What you will do — Look through the data below. Show each line where the string "after" occurs.

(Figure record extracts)
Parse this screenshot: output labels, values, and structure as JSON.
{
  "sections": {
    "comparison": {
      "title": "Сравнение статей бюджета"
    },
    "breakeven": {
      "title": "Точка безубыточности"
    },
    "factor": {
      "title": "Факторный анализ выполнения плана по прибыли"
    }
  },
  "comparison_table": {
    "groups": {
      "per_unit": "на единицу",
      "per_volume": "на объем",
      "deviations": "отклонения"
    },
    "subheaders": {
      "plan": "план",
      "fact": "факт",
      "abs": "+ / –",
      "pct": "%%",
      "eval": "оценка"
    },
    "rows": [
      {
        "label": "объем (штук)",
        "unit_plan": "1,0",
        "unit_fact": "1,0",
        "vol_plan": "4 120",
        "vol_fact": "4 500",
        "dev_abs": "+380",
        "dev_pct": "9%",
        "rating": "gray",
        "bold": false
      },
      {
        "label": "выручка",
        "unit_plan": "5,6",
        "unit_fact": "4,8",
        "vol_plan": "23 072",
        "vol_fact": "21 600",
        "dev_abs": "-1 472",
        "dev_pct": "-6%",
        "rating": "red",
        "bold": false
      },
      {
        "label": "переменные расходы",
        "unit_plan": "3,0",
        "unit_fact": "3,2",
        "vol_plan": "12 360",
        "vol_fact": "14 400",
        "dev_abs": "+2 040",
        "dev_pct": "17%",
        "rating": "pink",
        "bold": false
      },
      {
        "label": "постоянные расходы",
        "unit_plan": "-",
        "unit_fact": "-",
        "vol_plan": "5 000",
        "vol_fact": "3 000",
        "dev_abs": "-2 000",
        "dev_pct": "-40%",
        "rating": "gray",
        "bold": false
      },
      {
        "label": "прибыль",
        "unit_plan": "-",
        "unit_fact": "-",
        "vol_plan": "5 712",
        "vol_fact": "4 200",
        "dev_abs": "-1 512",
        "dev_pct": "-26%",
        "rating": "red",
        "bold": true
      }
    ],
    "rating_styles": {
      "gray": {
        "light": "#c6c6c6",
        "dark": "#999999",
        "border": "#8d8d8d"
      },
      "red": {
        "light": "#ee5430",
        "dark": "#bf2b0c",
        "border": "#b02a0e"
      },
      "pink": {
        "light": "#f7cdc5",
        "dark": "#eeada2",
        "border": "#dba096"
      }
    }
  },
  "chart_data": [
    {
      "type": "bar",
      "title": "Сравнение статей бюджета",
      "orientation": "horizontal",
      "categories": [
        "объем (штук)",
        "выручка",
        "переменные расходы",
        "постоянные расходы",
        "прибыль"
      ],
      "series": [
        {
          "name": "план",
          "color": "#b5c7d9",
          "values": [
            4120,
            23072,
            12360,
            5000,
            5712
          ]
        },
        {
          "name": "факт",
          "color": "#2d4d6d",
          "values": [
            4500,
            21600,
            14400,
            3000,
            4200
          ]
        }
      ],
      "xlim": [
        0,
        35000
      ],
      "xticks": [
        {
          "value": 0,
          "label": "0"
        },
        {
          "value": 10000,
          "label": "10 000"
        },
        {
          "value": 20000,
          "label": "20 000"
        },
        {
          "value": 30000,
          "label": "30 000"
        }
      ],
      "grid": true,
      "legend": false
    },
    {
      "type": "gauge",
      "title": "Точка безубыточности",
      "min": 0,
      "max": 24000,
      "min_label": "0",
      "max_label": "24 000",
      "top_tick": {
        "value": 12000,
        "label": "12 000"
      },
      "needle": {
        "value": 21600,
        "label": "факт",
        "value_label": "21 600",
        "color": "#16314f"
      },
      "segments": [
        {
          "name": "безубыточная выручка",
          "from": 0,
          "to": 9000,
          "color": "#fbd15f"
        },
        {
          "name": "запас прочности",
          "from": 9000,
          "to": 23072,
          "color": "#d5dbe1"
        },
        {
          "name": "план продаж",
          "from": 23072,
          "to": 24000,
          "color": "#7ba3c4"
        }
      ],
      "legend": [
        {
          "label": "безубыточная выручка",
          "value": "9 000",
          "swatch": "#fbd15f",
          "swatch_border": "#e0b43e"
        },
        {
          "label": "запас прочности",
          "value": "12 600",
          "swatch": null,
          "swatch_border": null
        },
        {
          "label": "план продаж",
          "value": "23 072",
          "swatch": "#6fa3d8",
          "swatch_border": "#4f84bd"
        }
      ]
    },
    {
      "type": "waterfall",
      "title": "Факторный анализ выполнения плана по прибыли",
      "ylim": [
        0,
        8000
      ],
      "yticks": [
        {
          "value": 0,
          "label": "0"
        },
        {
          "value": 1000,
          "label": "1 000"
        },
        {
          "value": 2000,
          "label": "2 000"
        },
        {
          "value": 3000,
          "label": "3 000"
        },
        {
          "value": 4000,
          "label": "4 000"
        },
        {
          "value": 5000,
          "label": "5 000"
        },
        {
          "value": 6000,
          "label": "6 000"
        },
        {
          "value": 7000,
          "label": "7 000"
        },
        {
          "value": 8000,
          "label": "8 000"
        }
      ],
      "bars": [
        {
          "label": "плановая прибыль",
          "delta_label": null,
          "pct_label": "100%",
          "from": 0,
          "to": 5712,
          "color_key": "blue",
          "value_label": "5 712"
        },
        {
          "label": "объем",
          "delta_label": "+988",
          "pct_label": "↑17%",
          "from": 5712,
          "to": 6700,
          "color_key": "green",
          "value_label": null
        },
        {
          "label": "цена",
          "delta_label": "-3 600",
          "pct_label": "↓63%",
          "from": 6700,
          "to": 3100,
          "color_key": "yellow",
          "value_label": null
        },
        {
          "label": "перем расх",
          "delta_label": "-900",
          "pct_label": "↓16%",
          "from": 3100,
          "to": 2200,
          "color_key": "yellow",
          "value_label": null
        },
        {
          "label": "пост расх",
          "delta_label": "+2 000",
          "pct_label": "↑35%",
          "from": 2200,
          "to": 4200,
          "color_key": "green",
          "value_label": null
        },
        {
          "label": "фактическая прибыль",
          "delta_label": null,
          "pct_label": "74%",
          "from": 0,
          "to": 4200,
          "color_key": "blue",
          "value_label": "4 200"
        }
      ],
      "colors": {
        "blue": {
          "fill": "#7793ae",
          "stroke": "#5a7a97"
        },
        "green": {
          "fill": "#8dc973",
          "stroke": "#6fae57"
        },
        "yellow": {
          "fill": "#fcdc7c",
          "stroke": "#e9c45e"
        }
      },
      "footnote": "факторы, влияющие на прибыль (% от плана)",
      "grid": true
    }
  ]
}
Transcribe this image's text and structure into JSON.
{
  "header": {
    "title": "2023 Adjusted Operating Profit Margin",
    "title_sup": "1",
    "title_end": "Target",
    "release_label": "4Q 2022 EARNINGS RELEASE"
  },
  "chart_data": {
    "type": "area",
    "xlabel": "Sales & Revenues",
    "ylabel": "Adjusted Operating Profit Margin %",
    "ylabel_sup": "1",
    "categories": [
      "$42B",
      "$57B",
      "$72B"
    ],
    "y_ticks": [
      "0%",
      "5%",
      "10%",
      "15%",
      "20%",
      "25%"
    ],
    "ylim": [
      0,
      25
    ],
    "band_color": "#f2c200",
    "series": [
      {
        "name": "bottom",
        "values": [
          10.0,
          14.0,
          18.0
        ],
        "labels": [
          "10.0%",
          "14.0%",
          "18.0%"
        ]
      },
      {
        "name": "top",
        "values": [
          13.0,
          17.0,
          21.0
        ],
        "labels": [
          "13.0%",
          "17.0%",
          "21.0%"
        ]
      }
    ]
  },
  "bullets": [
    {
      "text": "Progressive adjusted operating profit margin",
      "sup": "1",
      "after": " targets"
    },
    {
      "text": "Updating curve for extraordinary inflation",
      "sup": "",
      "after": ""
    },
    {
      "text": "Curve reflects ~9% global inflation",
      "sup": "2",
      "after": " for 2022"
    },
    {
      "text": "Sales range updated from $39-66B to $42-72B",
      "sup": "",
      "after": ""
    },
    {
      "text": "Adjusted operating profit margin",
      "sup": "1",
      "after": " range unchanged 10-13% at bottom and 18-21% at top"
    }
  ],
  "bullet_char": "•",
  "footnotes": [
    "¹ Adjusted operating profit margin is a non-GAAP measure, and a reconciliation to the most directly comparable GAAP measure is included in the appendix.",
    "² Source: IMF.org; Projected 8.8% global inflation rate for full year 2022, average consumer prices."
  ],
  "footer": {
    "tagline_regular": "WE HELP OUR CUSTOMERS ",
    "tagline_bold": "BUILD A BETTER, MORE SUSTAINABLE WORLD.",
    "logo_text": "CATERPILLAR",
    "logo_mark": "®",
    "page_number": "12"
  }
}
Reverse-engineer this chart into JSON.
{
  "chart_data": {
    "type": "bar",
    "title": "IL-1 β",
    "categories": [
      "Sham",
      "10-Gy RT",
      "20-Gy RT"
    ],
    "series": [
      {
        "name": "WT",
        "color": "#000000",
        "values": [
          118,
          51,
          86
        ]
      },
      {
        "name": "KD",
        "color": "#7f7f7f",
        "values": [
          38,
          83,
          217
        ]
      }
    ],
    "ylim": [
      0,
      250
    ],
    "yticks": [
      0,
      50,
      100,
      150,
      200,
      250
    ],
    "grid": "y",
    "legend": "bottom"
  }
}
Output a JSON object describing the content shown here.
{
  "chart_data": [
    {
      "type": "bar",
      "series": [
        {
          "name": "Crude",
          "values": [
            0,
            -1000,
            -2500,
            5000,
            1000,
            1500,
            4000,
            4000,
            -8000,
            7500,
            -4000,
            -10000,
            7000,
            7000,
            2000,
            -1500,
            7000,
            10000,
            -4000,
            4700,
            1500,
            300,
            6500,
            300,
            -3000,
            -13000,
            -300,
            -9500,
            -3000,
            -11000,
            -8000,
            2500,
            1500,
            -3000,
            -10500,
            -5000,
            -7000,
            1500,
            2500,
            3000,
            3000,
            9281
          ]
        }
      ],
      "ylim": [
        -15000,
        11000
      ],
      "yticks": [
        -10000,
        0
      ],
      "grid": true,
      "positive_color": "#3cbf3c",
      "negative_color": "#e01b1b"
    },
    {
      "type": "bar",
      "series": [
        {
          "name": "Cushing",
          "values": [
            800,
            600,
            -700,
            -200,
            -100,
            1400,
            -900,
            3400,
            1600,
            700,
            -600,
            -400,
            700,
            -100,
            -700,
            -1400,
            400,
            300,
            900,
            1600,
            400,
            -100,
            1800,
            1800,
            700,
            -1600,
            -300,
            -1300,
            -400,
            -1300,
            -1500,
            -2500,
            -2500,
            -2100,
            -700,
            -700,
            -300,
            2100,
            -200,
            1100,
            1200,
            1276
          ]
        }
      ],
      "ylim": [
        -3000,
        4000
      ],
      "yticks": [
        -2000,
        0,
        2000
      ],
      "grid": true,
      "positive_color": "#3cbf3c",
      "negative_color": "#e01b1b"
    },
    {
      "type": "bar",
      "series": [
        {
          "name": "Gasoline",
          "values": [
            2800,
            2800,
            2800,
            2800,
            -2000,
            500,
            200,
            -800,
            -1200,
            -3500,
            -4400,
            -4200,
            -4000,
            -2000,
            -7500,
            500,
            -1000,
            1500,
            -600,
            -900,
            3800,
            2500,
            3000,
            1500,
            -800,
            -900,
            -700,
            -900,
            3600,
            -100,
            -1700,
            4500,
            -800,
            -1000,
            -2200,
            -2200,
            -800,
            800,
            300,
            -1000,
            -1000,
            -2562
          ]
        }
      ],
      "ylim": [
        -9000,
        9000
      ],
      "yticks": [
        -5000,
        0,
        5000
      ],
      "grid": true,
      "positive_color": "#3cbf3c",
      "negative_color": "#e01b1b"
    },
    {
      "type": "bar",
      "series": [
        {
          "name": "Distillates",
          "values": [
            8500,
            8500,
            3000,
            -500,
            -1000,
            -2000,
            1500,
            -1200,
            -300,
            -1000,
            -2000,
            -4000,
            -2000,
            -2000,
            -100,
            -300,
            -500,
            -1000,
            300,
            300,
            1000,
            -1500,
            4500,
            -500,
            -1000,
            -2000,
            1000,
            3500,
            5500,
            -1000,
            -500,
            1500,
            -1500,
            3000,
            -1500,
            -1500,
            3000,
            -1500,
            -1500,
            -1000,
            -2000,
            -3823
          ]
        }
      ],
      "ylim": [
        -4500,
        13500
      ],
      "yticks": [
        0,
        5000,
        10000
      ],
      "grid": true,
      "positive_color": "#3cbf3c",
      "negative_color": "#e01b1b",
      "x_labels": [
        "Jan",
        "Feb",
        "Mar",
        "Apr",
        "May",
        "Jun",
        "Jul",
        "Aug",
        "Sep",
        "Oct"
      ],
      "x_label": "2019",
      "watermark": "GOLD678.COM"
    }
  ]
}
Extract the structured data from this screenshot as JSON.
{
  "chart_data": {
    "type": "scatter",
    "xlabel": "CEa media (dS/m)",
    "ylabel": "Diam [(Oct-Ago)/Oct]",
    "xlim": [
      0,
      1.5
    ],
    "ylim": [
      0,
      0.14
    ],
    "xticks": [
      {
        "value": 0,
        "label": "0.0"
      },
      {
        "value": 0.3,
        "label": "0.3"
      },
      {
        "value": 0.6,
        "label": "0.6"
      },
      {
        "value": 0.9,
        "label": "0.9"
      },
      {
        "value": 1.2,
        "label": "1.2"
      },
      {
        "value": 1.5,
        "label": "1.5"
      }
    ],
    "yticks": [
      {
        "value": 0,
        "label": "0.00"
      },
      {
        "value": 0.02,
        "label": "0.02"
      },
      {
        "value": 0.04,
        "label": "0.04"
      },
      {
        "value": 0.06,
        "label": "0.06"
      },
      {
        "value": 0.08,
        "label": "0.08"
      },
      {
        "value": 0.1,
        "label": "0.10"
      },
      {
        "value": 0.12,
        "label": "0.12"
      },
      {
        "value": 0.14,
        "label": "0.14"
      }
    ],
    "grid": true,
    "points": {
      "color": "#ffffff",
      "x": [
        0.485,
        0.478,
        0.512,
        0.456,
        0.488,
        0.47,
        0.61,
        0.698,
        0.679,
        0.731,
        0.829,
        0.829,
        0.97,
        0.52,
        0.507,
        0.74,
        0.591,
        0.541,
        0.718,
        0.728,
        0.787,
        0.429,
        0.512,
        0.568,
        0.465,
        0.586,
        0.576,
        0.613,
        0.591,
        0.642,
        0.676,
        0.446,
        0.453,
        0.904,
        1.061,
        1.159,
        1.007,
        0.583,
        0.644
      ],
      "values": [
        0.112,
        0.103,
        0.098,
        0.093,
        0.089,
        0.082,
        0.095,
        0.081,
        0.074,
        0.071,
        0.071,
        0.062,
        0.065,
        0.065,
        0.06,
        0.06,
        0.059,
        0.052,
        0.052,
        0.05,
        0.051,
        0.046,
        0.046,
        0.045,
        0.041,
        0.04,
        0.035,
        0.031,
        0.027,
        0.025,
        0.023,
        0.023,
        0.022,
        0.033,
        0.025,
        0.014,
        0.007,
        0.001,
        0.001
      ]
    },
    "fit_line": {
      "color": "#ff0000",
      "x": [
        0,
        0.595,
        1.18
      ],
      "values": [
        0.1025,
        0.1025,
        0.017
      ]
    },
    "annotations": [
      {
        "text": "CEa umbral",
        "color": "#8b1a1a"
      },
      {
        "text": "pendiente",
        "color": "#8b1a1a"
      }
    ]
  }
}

Result of this task —
      "after": " targets"
      "after": ""
      "after": " for 2022"
      "after": ""
      "after": " range unchanged 10-13% at bottom and 18-21% at top"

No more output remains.